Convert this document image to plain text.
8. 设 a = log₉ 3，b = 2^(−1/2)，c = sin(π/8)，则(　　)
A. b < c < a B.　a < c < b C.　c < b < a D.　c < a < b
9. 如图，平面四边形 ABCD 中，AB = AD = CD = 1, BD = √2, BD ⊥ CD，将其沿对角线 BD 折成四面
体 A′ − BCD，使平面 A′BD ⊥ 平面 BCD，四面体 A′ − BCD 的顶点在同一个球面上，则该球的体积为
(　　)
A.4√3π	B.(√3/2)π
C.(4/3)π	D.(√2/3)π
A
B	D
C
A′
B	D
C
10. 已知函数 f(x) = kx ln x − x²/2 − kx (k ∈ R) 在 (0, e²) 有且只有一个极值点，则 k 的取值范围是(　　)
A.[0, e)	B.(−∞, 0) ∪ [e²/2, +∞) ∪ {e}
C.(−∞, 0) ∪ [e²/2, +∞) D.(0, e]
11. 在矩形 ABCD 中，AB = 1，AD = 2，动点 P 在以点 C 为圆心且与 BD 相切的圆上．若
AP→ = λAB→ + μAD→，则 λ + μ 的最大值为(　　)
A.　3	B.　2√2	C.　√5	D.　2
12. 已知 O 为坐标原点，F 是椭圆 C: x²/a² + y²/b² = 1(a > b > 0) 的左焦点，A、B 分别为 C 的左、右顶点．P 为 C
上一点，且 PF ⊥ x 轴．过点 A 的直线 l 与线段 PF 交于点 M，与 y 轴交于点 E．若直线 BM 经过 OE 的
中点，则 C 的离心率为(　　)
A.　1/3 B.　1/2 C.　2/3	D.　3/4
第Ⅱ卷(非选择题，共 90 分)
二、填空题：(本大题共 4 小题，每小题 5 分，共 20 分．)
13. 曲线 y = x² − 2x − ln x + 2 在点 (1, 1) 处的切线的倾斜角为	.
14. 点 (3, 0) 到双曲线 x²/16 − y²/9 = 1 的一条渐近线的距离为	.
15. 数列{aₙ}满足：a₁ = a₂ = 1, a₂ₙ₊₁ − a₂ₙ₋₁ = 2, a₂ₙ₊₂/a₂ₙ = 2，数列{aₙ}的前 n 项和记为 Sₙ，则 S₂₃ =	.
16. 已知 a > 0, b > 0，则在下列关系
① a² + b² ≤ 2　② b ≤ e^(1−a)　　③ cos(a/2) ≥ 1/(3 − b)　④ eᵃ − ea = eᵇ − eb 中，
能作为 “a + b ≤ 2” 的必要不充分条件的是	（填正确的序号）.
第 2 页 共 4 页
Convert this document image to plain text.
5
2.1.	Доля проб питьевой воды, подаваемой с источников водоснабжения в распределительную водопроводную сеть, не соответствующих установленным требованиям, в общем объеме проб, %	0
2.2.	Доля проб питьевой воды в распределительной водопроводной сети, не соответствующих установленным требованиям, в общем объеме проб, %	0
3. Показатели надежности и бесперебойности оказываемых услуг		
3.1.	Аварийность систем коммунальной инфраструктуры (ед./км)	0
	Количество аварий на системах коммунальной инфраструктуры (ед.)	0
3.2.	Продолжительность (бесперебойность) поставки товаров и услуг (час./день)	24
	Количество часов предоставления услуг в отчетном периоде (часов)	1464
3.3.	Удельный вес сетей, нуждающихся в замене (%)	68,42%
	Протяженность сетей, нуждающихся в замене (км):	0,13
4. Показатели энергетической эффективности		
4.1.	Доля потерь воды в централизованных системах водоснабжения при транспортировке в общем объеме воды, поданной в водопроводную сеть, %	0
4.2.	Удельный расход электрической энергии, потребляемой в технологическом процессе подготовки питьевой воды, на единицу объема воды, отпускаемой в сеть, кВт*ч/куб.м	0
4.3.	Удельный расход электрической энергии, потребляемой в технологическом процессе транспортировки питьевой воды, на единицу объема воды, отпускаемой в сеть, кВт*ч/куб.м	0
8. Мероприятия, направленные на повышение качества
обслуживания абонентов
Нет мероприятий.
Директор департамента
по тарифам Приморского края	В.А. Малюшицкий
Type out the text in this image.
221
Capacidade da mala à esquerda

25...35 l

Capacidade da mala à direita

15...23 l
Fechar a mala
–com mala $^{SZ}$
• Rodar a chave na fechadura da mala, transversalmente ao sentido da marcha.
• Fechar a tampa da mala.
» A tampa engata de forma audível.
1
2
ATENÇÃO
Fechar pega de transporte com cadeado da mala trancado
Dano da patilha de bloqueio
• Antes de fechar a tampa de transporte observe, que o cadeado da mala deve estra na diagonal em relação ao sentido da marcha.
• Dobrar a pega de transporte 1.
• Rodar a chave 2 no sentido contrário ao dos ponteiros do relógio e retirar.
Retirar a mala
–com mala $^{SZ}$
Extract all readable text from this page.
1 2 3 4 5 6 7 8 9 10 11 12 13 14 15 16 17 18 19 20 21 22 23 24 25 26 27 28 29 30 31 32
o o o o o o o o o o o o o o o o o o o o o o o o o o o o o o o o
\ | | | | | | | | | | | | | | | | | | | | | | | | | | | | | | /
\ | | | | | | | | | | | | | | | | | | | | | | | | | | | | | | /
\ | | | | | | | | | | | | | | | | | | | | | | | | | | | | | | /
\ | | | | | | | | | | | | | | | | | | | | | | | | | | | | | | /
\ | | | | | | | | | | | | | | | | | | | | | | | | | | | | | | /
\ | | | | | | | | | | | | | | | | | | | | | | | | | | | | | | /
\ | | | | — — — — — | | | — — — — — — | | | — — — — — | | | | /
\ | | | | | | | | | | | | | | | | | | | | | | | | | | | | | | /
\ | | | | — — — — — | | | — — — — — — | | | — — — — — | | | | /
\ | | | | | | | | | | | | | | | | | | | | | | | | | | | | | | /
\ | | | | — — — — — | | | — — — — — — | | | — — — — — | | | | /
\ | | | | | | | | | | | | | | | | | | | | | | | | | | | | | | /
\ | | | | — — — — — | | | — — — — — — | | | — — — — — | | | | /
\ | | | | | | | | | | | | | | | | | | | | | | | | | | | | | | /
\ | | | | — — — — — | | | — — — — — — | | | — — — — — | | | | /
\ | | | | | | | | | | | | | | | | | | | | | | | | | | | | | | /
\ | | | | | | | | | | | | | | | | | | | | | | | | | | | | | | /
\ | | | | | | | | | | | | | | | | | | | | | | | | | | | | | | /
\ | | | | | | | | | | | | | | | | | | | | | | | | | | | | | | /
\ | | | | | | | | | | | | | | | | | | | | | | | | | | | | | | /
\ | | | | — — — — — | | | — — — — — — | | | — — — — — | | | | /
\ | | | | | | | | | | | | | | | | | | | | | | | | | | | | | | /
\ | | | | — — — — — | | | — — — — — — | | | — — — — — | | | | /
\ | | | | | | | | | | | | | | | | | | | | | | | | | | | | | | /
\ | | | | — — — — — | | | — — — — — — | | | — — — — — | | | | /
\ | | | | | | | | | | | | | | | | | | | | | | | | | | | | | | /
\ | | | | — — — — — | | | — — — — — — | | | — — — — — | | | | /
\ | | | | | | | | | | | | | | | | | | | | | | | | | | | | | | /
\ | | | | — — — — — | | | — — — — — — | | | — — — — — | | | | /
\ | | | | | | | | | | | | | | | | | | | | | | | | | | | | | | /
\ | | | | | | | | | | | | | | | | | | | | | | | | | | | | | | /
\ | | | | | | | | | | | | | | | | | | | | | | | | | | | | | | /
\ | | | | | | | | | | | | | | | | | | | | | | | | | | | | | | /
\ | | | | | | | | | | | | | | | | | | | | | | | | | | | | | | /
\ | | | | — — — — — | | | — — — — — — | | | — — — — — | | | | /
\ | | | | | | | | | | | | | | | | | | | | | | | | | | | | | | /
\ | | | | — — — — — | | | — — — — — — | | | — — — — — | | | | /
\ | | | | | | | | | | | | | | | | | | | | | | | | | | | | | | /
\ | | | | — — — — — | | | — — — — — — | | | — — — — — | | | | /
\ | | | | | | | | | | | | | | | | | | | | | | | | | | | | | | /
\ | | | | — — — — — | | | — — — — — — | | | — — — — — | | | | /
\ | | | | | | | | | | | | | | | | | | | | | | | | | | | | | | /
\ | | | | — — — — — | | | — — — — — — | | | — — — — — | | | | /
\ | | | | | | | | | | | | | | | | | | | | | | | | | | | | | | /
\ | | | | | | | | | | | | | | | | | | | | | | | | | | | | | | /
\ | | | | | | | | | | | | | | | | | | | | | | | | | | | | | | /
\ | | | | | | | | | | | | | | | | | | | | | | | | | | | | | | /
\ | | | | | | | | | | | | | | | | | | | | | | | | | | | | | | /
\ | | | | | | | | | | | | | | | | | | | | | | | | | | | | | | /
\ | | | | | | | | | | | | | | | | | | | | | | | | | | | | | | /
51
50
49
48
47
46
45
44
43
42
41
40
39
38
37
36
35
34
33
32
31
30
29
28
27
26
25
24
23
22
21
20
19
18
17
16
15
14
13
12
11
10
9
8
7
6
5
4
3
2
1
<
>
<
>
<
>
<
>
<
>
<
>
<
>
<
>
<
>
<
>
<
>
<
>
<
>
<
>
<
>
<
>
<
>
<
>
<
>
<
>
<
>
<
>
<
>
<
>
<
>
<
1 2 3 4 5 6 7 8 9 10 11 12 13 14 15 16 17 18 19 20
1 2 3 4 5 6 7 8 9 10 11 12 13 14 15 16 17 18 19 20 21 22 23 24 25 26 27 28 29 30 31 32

→ **Exercise goal**
Copy each line from the data above that includes "transporte".

→ **Answer to this task**
Fechar pega de transporte com cadeado da mala trancado
• Antes de fechar a tampa de transporte observe, que o cadeado da mala deve estra na diagonal em relação ao sentido da marcha.
• Dobrar a pega de transporte 1.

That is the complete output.